- _TASK DESCRIPTION_
Report every line in the listing that contains the string "você".
** BEGIN EXCERPTED RECORDS **
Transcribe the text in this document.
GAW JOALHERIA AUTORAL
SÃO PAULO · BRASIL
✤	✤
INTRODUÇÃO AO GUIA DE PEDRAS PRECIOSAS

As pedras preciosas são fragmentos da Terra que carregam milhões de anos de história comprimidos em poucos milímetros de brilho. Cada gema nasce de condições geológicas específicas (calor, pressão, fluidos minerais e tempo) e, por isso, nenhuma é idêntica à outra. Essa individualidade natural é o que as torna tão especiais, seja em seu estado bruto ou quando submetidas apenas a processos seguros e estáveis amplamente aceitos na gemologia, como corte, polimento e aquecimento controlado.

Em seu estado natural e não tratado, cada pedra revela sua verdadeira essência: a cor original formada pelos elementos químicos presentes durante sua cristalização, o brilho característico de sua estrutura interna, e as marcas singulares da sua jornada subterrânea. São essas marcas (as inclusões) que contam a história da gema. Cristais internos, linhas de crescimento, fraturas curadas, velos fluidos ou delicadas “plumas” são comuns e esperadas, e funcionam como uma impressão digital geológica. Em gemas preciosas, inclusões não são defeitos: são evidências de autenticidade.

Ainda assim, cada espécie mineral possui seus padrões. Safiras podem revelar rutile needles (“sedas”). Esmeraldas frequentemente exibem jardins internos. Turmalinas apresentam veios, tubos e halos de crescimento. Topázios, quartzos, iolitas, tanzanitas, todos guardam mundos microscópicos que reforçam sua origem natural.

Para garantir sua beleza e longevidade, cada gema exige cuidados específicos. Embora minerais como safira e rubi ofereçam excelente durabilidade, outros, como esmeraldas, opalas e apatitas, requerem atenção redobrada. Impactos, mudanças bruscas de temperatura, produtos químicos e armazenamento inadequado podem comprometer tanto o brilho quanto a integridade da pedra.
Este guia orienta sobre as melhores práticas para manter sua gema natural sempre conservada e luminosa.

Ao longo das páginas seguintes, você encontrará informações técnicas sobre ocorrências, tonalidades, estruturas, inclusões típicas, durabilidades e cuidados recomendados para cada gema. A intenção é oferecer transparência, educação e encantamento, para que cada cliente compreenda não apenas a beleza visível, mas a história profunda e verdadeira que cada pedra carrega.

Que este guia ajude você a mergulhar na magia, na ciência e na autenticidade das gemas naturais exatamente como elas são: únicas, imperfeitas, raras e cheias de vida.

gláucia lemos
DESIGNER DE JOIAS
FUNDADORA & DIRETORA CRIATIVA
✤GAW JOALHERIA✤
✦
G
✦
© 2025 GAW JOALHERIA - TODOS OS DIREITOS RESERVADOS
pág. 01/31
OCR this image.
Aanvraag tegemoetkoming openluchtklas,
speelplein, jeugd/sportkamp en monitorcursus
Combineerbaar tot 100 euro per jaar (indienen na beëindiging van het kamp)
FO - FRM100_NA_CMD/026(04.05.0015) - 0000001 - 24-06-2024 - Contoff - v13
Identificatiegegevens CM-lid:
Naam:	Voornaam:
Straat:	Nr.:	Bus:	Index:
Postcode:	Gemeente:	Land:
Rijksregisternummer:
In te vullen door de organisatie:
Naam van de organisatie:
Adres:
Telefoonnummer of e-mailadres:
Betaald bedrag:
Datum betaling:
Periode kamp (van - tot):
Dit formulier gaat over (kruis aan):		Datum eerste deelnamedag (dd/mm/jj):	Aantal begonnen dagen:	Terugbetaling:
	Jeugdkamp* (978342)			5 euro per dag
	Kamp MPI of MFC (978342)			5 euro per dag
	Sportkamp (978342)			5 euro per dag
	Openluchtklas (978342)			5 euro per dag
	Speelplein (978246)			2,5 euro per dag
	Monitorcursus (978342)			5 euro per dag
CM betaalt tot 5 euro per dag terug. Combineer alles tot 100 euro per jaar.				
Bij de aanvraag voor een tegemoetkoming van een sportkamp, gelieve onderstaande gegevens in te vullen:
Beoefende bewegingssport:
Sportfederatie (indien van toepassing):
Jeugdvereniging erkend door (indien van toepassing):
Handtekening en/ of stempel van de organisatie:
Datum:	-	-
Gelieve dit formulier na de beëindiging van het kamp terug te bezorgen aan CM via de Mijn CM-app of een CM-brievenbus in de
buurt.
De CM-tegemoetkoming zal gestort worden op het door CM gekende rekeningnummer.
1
** END EXCERPTED RECORDS **
- _EXPECTED ANSWER_
Ao longo das páginas seguintes, você encontrará informações técnicas sobre ocorrências, tonalidades, estruturas, inclusões típicas, durabilidades e cuidados recomendados para cada gema. A intenção é oferecer transparência, educação e encantamento, para que cada cliente compreenda não apenas a beleza visível, mas a história profunda e verdadeira que cada pedra carrega.
Que este guia ajude você a mergulhar na magia, na ciência e na autenticidade das gemas naturais exatamente como elas são: únicas, imperfeitas, raras e cheias de vida.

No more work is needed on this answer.